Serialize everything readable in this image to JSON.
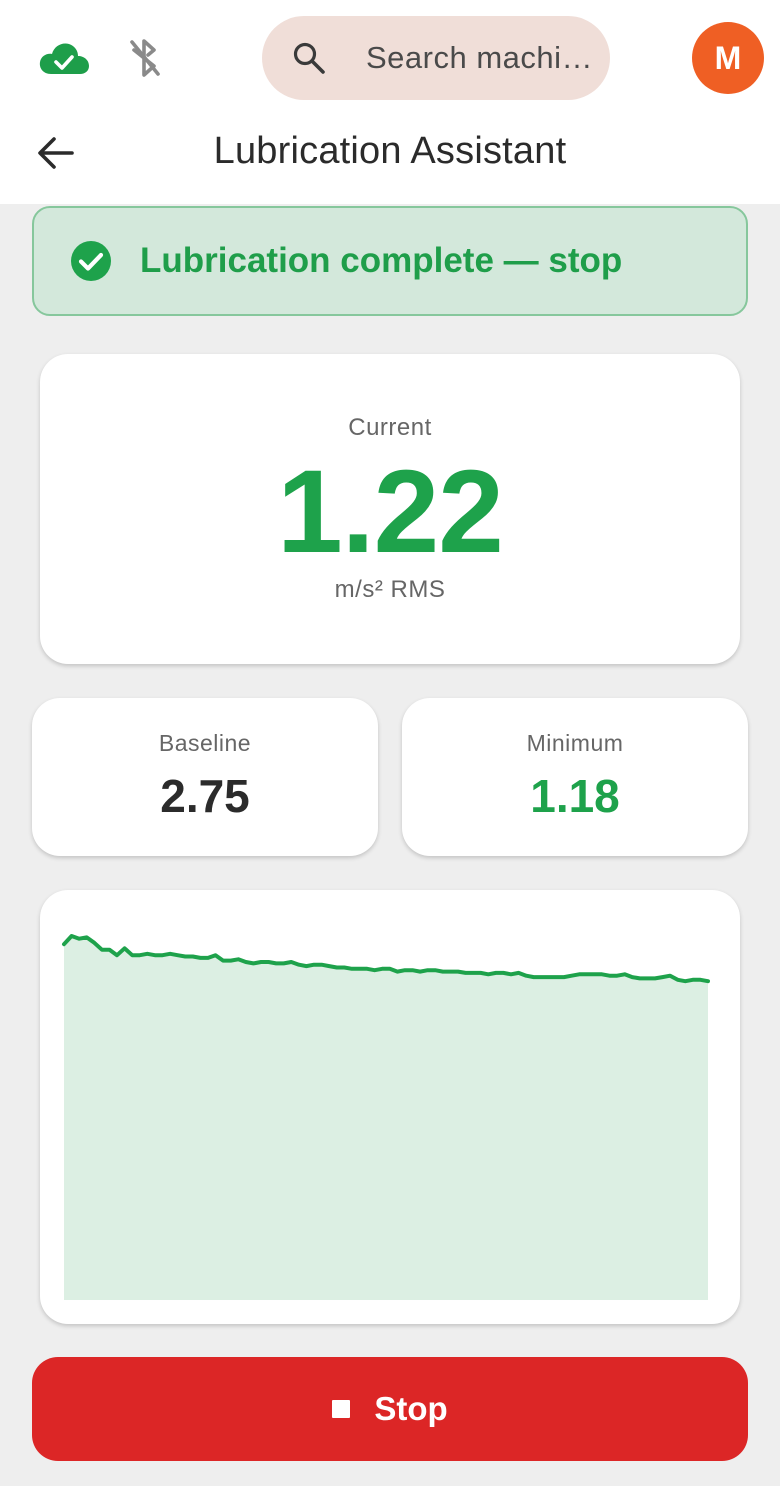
{
  "header": {
    "status_icons": [
      "cloud-check-icon",
      "bluetooth-disabled-icon"
    ],
    "search": {
      "placeholder": "Search machi…"
    },
    "avatar_initial": "M",
    "title": "Lubrication Assistant"
  },
  "banner": {
    "text": "Lubrication complete — stop",
    "icon": "check-circle-icon"
  },
  "current": {
    "label": "Current",
    "value": "1.22",
    "unit": "m/s² RMS"
  },
  "baseline": {
    "label": "Baseline",
    "value": "2.75"
  },
  "minimum": {
    "label": "Minimum",
    "value": "1.18"
  },
  "chart_data": {
    "type": "area",
    "title": "",
    "xlabel": "",
    "ylabel": "",
    "ylim": [
      0,
      2.85
    ],
    "values": [
      2.6,
      2.66,
      2.64,
      2.65,
      2.61,
      2.56,
      2.56,
      2.52,
      2.57,
      2.52,
      2.52,
      2.53,
      2.52,
      2.52,
      2.53,
      2.52,
      2.51,
      2.51,
      2.5,
      2.5,
      2.52,
      2.48,
      2.48,
      2.49,
      2.47,
      2.46,
      2.47,
      2.47,
      2.46,
      2.46,
      2.47,
      2.45,
      2.44,
      2.45,
      2.45,
      2.44,
      2.43,
      2.43,
      2.42,
      2.42,
      2.42,
      2.41,
      2.42,
      2.42,
      2.4,
      2.41,
      2.41,
      2.4,
      2.41,
      2.41,
      2.4,
      2.4,
      2.4,
      2.39,
      2.39,
      2.39,
      2.38,
      2.39,
      2.39,
      2.38,
      2.39,
      2.37,
      2.36,
      2.36,
      2.36,
      2.36,
      2.36,
      2.37,
      2.38,
      2.38,
      2.38,
      2.38,
      2.37,
      2.37,
      2.38,
      2.36,
      2.35,
      2.35,
      2.35,
      2.36,
      2.37,
      2.34,
      2.33,
      2.34,
      2.34,
      2.33
    ],
    "colors": {
      "line": "#1ea24b",
      "fill": "#dcefe3"
    }
  },
  "stop_button": {
    "label": "Stop",
    "icon": "stop-square-icon"
  },
  "colors": {
    "accent_green": "#1ea24b",
    "banner_bg": "#d3e8db",
    "danger_red": "#dc2626",
    "avatar_orange": "#ef5f24",
    "search_bg": "#f0ded8"
  }
}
----
STATED GOAL:
Repeat each entry precisely as it appears. Leave the pictures out.

SOLUTION FOR THIS TASK:
Serialize everything readable in this image to JSON.
{
  "header": {
    "status_icons": [
      "cloud-check-icon",
      "bluetooth-disabled-icon"
    ],
    "search": {
      "placeholder": "Search machi…"
    },
    "avatar_initial": "M",
    "title": "Lubrication Assistant"
  },
  "banner": {
    "text": "Lubrication complete — stop",
    "icon": "check-circle-icon"
  },
  "current": {
    "label": "Current",
    "value": "1.22",
    "unit": "m/s² RMS"
  },
  "baseline": {
    "label": "Baseline",
    "value": "2.75"
  },
  "minimum": {
    "label": "Minimum",
    "value": "1.18"
  },
  "chart_data": {
    "type": "area",
    "title": "",
    "xlabel": "",
    "ylabel": "",
    "ylim": [
      0,
      2.85
    ],
    "values": [
      2.6,
      2.66,
      2.64,
      2.65,
      2.61,
      2.56,
      2.56,
      2.52,
      2.57,
      2.52,
      2.52,
      2.53,
      2.52,
      2.52,
      2.53,
      2.52,
      2.51,
      2.51,
      2.5,
      2.5,
      2.52,
      2.48,
      2.48,
      2.49,
      2.47,
      2.46,
      2.47,
      2.47,
      2.46,
      2.46,
      2.47,
      2.45,
      2.44,
      2.45,
      2.45,
      2.44,
      2.43,
      2.43,
      2.42,
      2.42,
      2.42,
      2.41,
      2.42,
      2.42,
      2.4,
      2.41,
      2.41,
      2.4,
      2.41,
      2.41,
      2.4,
      2.4,
      2.4,
      2.39,
      2.39,
      2.39,
      2.38,
      2.39,
      2.39,
      2.38,
      2.39,
      2.37,
      2.36,
      2.36,
      2.36,
      2.36,
      2.36,
      2.37,
      2.38,
      2.38,
      2.38,
      2.38,
      2.37,
      2.37,
      2.38,
      2.36,
      2.35,
      2.35,
      2.35,
      2.36,
      2.37,
      2.34,
      2.33,
      2.34,
      2.34,
      2.33
    ],
    "colors": {
      "line": "#1ea24b",
      "fill": "#dcefe3"
    }
  },
  "stop_button": {
    "label": "Stop",
    "icon": "stop-square-icon"
  },
  "colors": {
    "accent_green": "#1ea24b",
    "banner_bg": "#d3e8db",
    "danger_red": "#dc2626",
    "avatar_orange": "#ef5f24",
    "search_bg": "#f0ded8"
  }
}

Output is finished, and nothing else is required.